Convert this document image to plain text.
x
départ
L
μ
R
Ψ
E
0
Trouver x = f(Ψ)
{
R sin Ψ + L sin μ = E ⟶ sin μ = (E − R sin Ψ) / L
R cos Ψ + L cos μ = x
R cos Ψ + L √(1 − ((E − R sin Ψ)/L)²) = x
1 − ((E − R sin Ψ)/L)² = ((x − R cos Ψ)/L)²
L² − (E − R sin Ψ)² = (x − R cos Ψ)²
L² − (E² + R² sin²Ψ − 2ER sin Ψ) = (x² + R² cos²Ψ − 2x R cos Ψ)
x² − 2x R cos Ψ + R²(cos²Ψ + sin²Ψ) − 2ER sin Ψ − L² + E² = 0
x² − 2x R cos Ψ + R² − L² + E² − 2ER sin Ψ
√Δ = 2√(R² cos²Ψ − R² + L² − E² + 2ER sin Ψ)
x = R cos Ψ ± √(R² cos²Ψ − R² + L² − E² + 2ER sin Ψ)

-.-.-

| Work instructions |
Show every line from the entries above in which the word "cos²Ψ" appears.

| Result for this task |
L² − (E² + R² sin²Ψ − 2ER sin Ψ) = (x² + R² cos²Ψ − 2x R cos Ψ)
x² − 2x R cos Ψ + R²(cos²Ψ + sin²Ψ) − 2ER sin Ψ − L² + E² = 0
√Δ = 2√(R² cos²Ψ − R² + L² − E² + 2ER sin Ψ)
x = R cos Ψ ± √(R² cos²Ψ − R² + L² − E² + 2ER sin Ψ)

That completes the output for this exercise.